-- Exercises --
- 1) Decide whether each statement agrees with the passage on wavefront correction: (a) the authors recover the optical field with three phase masks; (b) the phase mask is created on a liquid crystal display; (c) the method improves on earlier works by 50%. Answer each with yes or no, quoting the deciding words of the passage exactly.
- 2) Copy the part of the passage on wavefront correction starting with "The optical transmission" and going on through "of a wavefront.".

-- BEGIN Source passage --

In this paper, Conkey et al. have come up with a method to dynamically compensate for wavefront distortions while imaging through a strongly scattering medium. In this method, a phase mask encoded by a computer generated hologram is created on a Deformable Micromirror Device (DMD) that can be updated at high data rates, allowing high speed wavefront corrections using what is known as a transmission matrix method. DMDs are semiconductor-based light switching arrays of thousands of individually addressable and tiltable mirrors whose speed, precision and broadband capability makes them very attractive for many applications.
The optical transmission matrix of a scattering medium can be measured using a spatial light modulator and a full-field interferometric measurement, and can be used in focusing and detection experiments. In their method, the authors use three phase masks to recover the optical field, obtaining a 25% improvement over the earlier works. This was achieved by employing the high frame rate of a DMD to create binary amplitude holograms, otherwise known as computer-generated holograms, to modulate and control the phase of a wavefront.

-- END Source passage --
-- BEGIN Dataset section --

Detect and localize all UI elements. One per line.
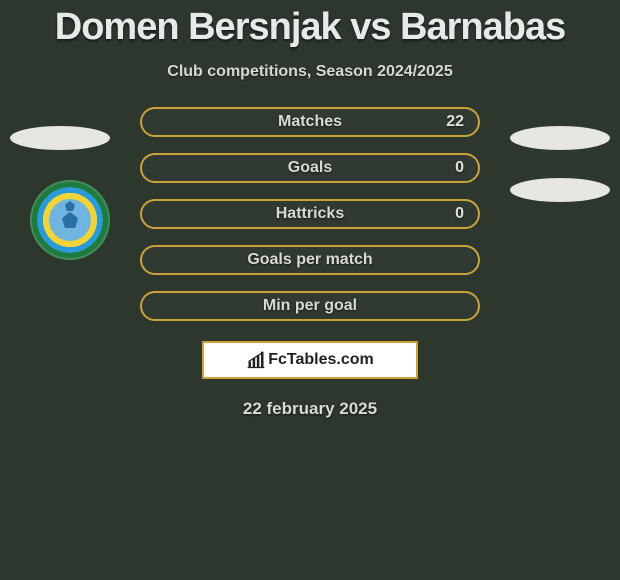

-- END Dataset section --

-- Task solutions --
- 1)
(a) Yes: "the authors use three phase masks to recover the optical field"
(b) No: "a phase mask encoded by a computer generated hologram is created on a Deformable Micromirror Device (DMD)"
(c) No: "obtaining a 25% improvement over the earlier works"

- 2)
The optical transmission matrix of a scattering medium can be measured using a spatial light modulator and a full-field interferometric measurement, and can be used in focusing and detection experiments. In their method, the authors use three phase masks to recover the optical field, obtaining a 25% improvement over the earlier works. This was achieved by employing the high frame rate of a DMD to create binary amplitude holograms, otherwise known as computer-generated holograms, to modulate and control the phase of a wavefront.